-- begin --
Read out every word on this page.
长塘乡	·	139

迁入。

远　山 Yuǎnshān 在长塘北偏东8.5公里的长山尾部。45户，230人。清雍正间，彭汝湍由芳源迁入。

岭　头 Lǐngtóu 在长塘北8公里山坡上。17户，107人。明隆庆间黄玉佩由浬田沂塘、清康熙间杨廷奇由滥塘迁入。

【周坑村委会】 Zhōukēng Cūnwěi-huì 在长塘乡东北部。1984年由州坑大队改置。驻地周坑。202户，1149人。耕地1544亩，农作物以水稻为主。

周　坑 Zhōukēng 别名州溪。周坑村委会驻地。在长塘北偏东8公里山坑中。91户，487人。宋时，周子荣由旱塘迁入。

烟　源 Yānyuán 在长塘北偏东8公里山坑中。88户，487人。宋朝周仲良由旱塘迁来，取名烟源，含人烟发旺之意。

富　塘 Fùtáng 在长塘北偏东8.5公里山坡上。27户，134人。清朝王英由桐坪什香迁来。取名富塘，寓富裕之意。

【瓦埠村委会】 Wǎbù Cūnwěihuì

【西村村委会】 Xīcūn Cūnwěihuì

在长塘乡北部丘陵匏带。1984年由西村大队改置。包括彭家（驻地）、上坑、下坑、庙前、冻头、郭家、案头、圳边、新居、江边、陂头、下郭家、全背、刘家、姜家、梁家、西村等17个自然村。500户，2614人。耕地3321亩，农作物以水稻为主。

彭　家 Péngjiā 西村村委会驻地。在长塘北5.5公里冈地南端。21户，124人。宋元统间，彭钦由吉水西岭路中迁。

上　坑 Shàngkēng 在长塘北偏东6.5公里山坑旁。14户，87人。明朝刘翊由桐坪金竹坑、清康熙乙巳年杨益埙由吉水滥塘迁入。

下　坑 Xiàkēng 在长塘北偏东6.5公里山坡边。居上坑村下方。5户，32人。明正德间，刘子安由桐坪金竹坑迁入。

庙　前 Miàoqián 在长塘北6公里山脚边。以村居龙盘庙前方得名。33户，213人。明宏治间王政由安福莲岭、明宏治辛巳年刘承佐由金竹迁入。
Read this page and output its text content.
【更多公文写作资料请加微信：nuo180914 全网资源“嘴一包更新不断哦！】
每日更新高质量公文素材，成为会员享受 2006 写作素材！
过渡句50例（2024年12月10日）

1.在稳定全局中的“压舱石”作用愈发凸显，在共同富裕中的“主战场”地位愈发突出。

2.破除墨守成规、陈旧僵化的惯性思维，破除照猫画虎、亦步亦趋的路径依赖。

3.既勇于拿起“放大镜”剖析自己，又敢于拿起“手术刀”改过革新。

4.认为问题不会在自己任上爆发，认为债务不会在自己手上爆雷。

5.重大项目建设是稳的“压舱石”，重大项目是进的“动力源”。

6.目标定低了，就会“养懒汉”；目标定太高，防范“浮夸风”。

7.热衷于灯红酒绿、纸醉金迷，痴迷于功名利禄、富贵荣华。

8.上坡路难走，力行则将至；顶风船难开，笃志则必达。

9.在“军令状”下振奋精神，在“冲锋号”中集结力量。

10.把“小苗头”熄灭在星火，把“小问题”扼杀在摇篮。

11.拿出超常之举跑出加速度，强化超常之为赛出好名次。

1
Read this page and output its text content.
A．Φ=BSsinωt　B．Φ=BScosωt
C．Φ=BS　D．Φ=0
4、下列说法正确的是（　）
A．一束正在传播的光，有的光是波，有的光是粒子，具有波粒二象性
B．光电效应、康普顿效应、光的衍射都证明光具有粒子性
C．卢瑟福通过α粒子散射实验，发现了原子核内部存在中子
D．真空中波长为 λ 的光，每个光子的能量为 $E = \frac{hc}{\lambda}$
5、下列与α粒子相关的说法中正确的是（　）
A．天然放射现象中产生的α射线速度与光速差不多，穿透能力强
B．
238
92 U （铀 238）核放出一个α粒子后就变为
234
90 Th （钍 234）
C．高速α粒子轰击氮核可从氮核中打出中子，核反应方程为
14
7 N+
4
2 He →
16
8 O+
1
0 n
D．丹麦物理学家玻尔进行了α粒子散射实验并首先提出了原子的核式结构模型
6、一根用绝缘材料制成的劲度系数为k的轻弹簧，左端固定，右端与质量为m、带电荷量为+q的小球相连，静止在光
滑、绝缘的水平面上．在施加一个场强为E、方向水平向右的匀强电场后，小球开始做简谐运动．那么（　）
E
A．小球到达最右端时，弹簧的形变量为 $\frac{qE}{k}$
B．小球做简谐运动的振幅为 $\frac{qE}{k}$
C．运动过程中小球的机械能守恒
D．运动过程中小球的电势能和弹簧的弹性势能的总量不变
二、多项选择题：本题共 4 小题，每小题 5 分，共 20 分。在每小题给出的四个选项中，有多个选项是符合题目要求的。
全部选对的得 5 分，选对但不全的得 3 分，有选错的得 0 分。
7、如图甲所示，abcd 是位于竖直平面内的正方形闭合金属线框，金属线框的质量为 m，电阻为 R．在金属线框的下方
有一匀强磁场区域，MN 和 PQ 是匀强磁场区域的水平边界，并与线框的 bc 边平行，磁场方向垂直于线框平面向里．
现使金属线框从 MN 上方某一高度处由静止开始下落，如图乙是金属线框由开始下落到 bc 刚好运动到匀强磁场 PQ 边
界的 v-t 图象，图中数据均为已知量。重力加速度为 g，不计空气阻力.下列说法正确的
-- end --
■ What is asked ■
From the listing above, copy all lines holding the word "Cūnwěihuì".

■ Solution to this task ■
【瓦埠村委会】 Wǎbù Cūnwěihuì
【西村村委会】 Xīcūn Cūnwěihuì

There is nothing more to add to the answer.